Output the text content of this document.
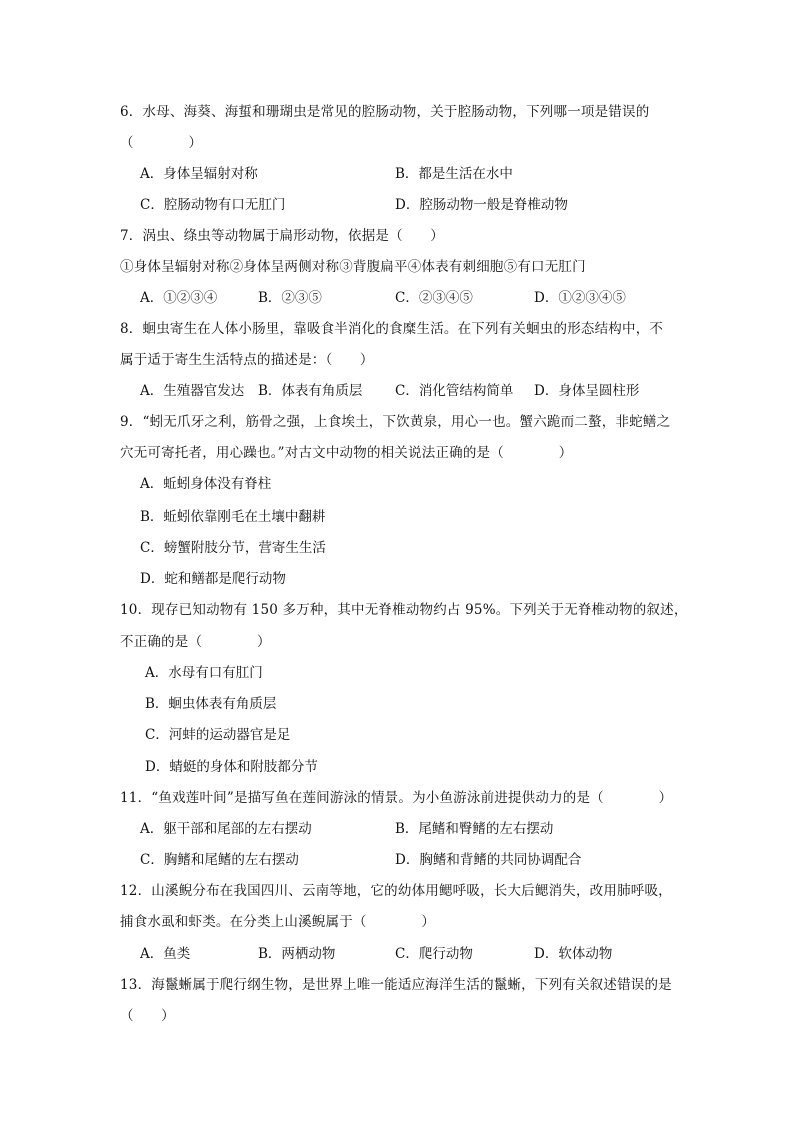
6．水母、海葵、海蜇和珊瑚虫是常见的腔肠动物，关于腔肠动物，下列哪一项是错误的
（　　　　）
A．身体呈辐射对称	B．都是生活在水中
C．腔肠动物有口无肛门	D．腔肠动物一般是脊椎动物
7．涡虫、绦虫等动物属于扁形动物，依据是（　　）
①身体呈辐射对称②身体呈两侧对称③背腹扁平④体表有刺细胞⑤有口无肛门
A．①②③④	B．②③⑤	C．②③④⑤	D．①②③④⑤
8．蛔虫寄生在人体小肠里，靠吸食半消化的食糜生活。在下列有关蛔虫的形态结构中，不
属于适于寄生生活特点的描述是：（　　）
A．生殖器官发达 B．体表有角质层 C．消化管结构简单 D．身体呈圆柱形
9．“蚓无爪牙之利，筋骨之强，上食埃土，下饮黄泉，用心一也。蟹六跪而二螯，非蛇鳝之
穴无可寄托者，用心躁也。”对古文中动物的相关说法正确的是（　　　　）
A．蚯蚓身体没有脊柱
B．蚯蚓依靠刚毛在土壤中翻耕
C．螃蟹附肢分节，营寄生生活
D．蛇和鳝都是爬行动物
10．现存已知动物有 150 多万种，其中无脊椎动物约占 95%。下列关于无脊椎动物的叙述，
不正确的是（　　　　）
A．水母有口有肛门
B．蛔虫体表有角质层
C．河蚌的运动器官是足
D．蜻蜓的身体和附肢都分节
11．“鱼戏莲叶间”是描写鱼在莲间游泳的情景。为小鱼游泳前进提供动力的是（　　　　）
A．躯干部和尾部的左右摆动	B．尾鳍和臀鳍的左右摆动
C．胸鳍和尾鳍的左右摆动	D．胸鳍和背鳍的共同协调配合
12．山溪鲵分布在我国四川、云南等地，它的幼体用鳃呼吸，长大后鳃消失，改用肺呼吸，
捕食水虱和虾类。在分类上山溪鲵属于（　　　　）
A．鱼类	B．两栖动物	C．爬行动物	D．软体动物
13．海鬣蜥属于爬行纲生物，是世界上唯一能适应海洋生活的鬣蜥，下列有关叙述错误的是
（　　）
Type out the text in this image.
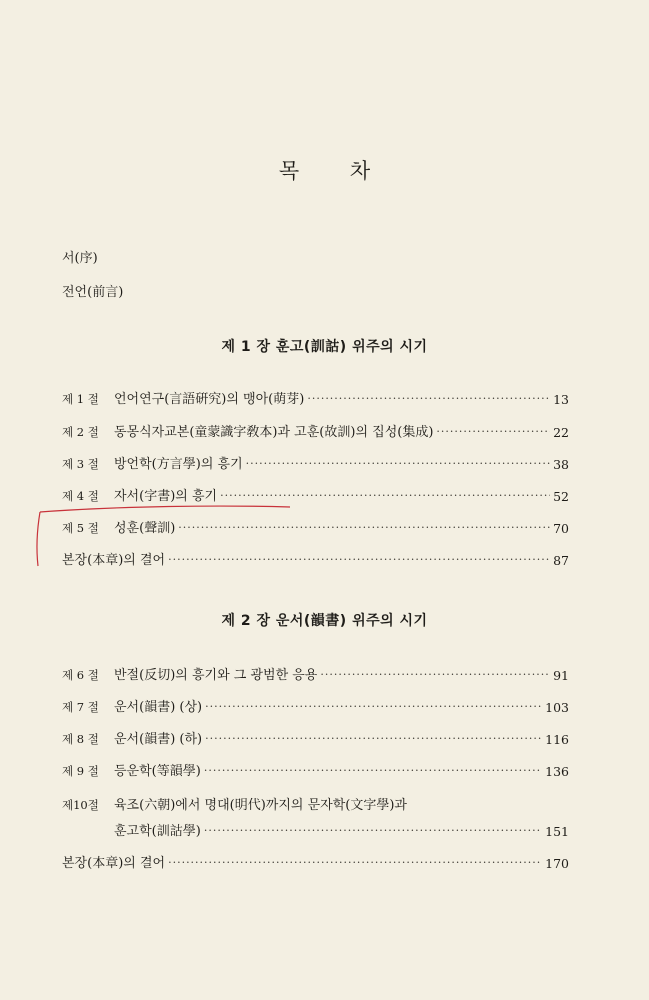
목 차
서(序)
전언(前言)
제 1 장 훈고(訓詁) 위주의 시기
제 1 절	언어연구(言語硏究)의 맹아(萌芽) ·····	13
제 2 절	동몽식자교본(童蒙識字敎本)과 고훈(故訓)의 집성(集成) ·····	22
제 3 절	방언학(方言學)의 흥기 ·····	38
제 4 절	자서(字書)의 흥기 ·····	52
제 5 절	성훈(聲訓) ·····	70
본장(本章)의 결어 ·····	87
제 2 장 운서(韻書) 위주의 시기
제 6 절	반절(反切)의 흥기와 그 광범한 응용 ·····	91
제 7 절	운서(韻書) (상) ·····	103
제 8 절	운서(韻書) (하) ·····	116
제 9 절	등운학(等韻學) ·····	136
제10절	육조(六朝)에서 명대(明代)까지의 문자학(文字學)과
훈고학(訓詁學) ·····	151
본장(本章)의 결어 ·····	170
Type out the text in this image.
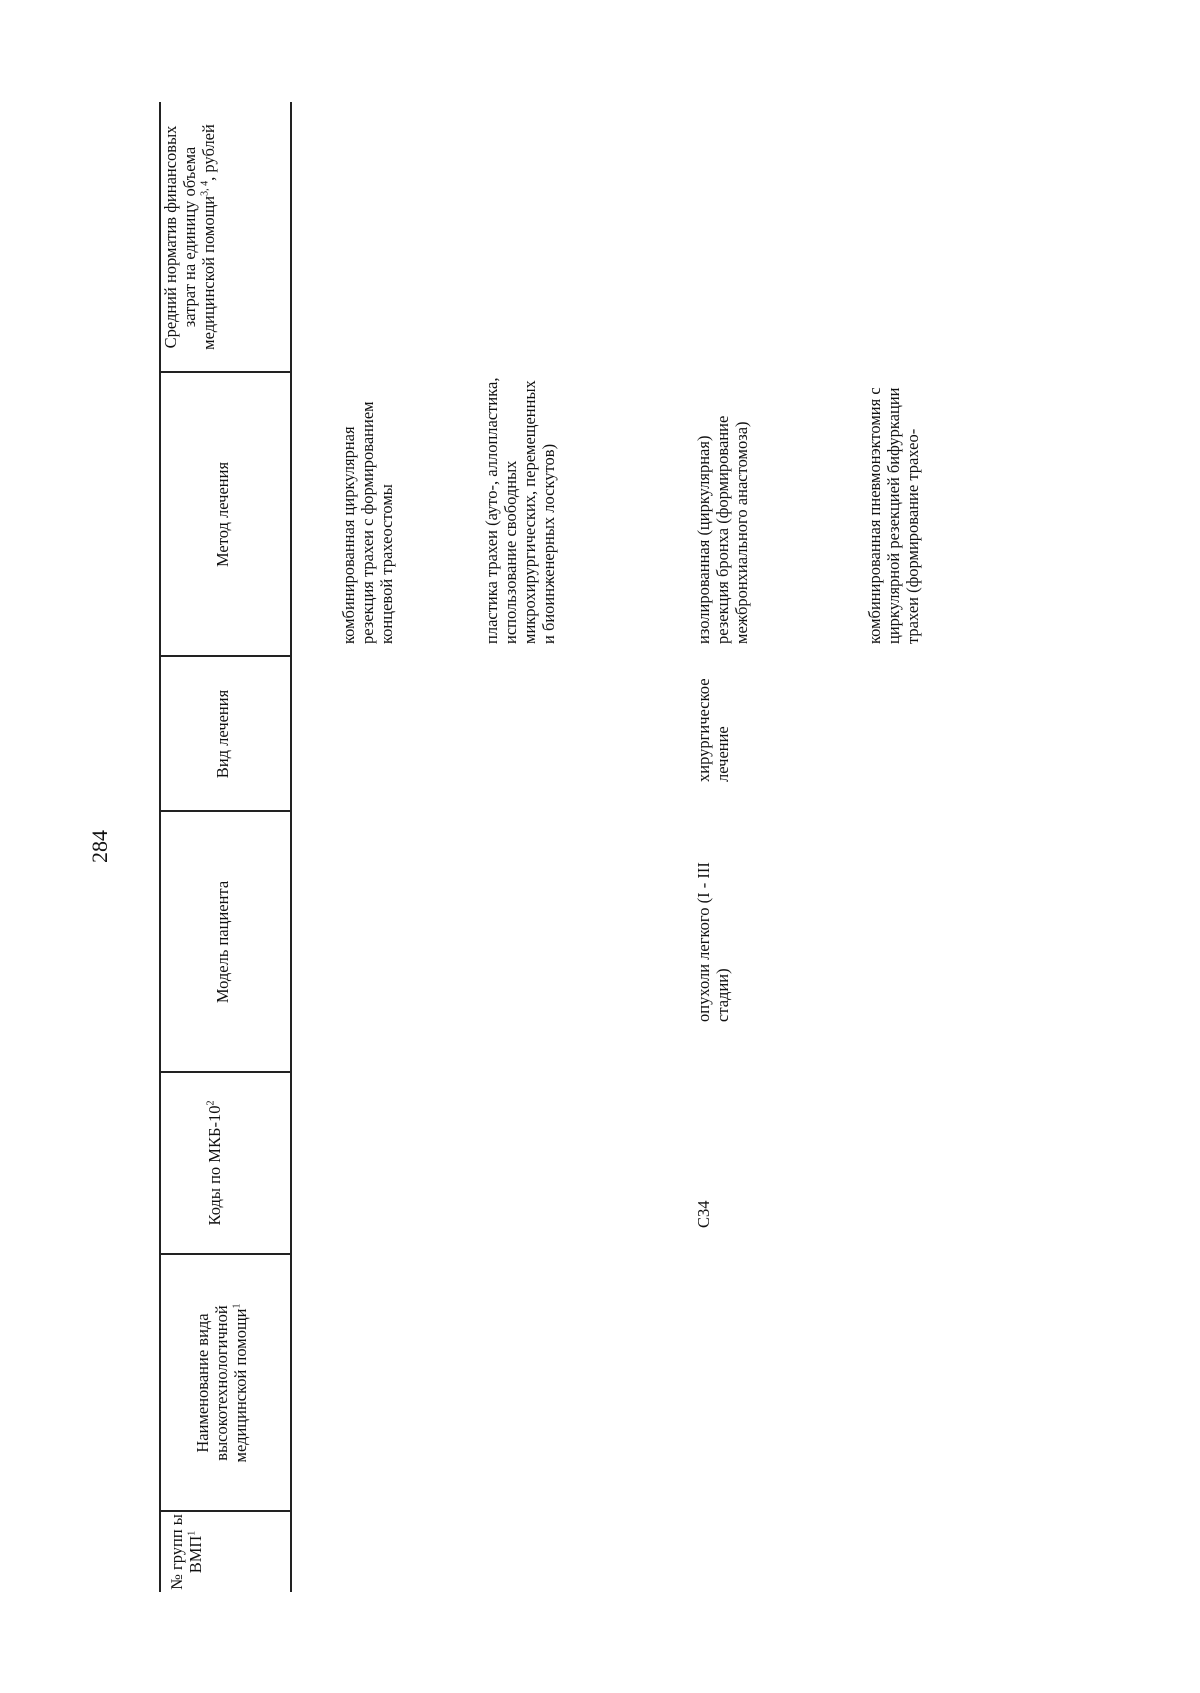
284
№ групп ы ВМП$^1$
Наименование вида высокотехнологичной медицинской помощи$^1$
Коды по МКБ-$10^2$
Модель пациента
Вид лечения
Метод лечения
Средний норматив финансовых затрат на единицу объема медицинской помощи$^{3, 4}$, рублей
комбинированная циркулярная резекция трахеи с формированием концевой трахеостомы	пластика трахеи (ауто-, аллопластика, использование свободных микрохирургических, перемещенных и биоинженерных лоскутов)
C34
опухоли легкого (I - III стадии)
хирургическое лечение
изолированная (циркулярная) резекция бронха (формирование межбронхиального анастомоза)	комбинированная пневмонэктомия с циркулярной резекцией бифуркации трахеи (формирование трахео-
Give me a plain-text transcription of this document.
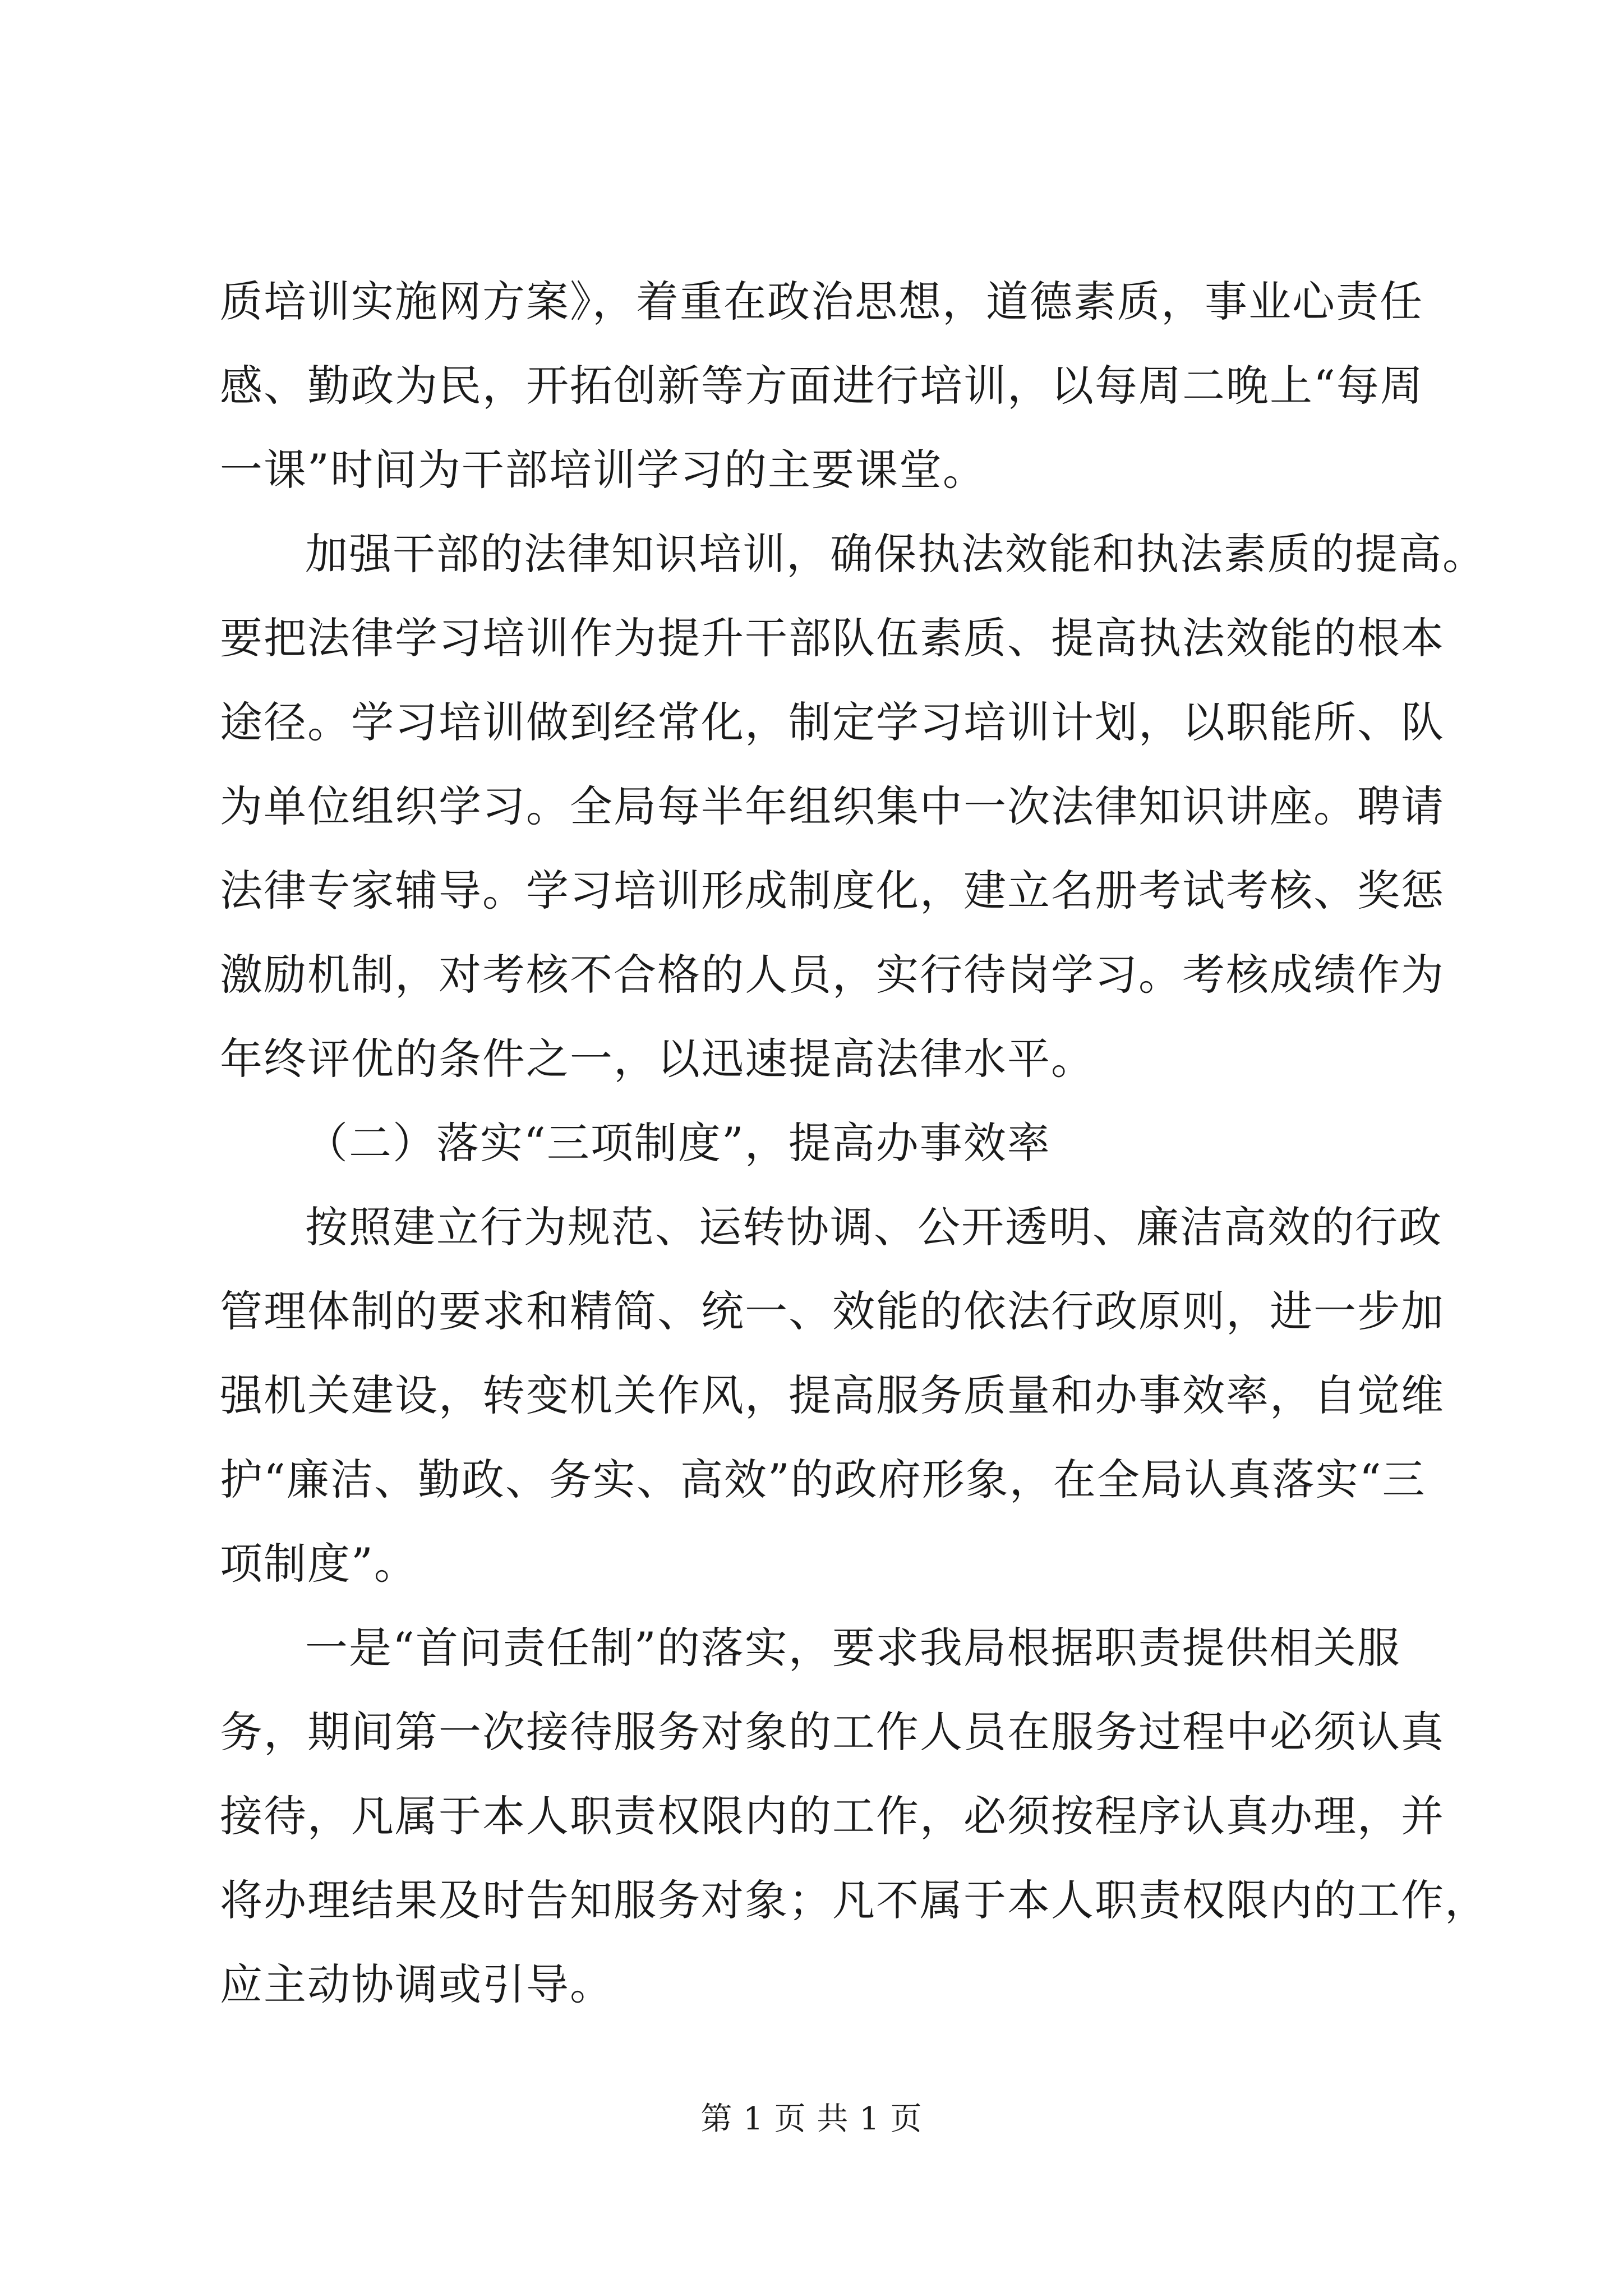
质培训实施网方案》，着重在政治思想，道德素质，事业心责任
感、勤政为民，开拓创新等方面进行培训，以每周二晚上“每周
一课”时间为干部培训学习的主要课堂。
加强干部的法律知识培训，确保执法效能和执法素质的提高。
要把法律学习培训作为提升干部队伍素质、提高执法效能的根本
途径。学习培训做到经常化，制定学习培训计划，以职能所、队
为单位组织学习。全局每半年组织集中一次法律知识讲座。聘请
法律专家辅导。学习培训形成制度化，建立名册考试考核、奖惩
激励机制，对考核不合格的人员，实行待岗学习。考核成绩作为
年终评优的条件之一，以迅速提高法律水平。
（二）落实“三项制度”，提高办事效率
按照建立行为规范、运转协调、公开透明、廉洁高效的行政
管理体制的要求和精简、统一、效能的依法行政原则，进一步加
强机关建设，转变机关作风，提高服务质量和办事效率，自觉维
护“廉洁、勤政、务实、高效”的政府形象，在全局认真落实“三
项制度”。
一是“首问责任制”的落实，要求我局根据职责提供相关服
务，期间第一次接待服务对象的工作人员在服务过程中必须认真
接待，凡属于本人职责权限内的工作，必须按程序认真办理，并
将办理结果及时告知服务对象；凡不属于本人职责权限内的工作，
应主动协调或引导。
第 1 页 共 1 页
━━━━━━━━
### WORK INSTRUCTIONS
Identify every line holding the word "комбинированная" and copy it out.

### SOLUTION TO THE EXERCISE
комбинированная циркулярная резекция трахеи с формированием концевой трахеостомы	пластика трахеи (ауто-, аллопластика, использование свободных микрохирургических, перемещенных и биоинженерных лоскутов)
изолированная (циркулярная) резекция бронха (формирование межбронхиального анастомоза)	комбинированная пневмонэктомия с циркулярной резекцией бифуркации трахеи (формирование трахео-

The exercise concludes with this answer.